**WORK REQUIRED**
List each line of the data that holds the string "screenshot".

Data excerpts
## begin

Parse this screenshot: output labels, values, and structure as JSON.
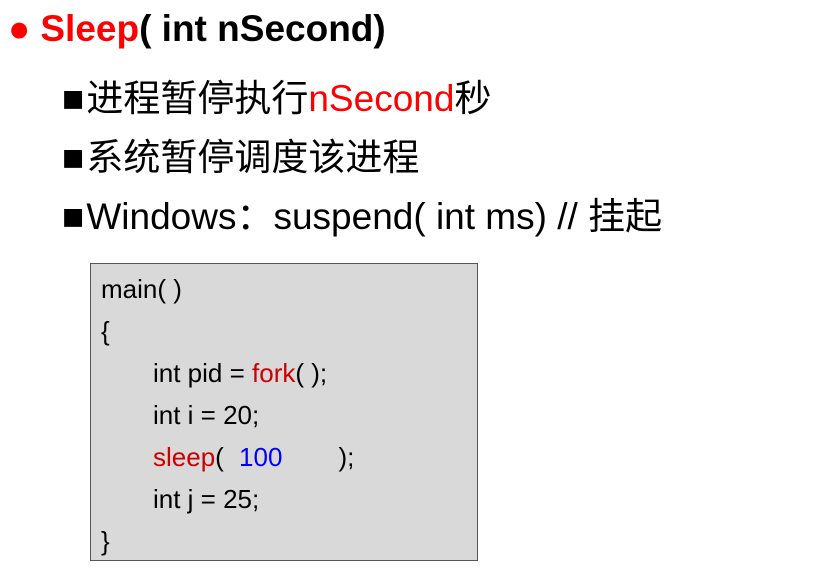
{
  "heading": {
    "bullet": "●",
    "func": "Sleep",
    "rest": "( int nSecond)"
  },
  "points": [
    {
      "bullet": "■",
      "pre": "进程暂停执行",
      "highlight": "nSecond",
      "post": "秒"
    },
    {
      "bullet": "■",
      "text": "系统暂停调度该进程"
    },
    {
      "bullet": "■",
      "text": "Windows：suspend( int ms)  // 挂起"
    }
  ],
  "code": {
    "line1": "main( )",
    "line2": "{",
    "line3_pre": "int pid = ",
    "line3_func": "fork",
    "line3_post": "( );",
    "line4": "int i = 20;",
    "line5_func": "sleep",
    "line5_paren": "( ",
    "line5_num": "100",
    "line5_end": ");",
    "line6": "int j = 25;",
    "line7": "}"
  }
}
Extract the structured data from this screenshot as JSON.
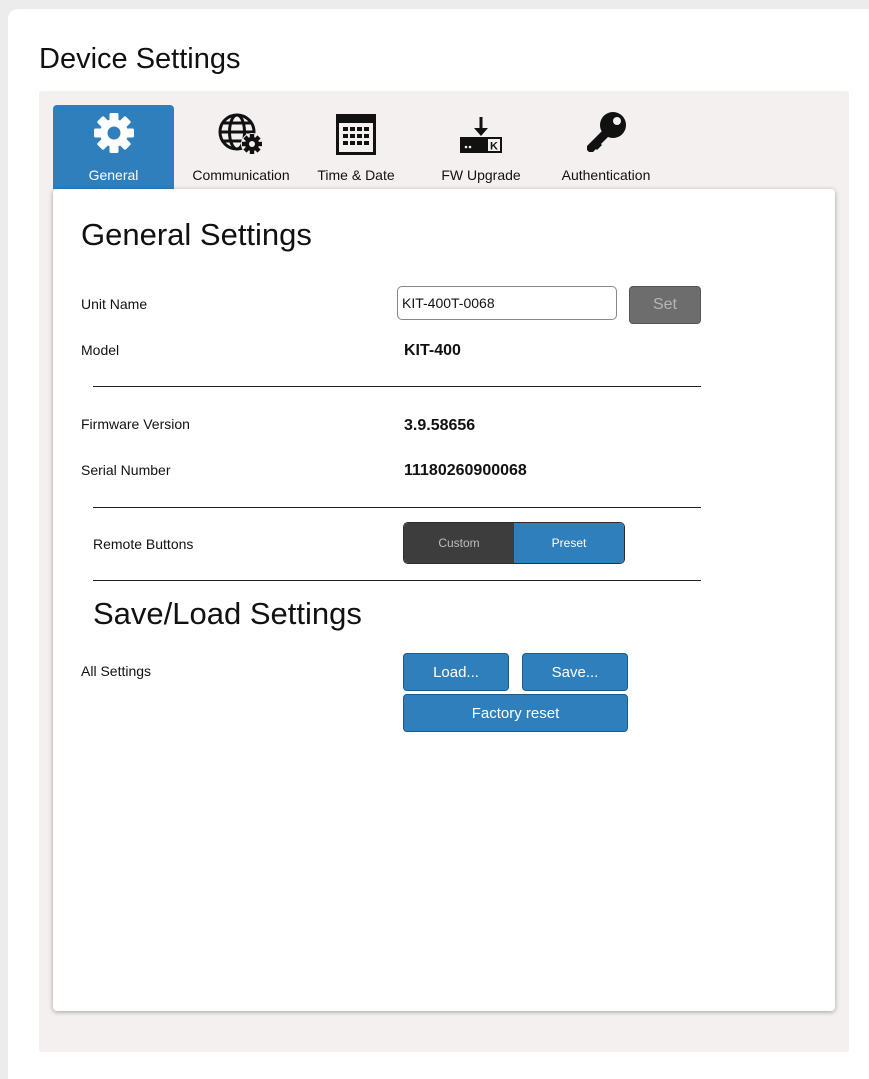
{
  "page": {
    "title": "Device Settings"
  },
  "tabs": [
    {
      "label": "General",
      "icon": "gear-icon",
      "active": true
    },
    {
      "label": "Communication",
      "icon": "globe-gear-icon",
      "active": false
    },
    {
      "label": "Time & Date",
      "icon": "calendar-icon",
      "active": false
    },
    {
      "label": "FW Upgrade",
      "icon": "firmware-download-icon",
      "active": false
    },
    {
      "label": "Authentication",
      "icon": "key-icon",
      "active": false
    }
  ],
  "general": {
    "title": "General Settings",
    "unit_name_label": "Unit Name",
    "unit_name_value": "KIT-400T-0068",
    "set_label": "Set",
    "model_label": "Model",
    "model_value": "KIT-400",
    "firmware_label": "Firmware Version",
    "firmware_value": "3.9.58656",
    "serial_label": "Serial Number",
    "serial_value": "11180260900068",
    "remote_label": "Remote Buttons",
    "remote_options": [
      "Custom",
      "Preset"
    ],
    "remote_selected": "Preset"
  },
  "save_load": {
    "title": "Save/Load Settings",
    "all_label": "All Settings",
    "load_label": "Load...",
    "save_label": "Save...",
    "reset_label": "Factory reset"
  },
  "colors": {
    "accent": "#2f7fbc",
    "panel_bg": "#f4f0f0",
    "toggle_off": "#3d3d3d",
    "disabled_button": "#6d6d6d"
  }
}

## end

**ANSWER TO THIS PROBLEM**
Parse this screenshot: output labels, values, and structure as JSON.
Extract the structured data from this screenshot as JSON.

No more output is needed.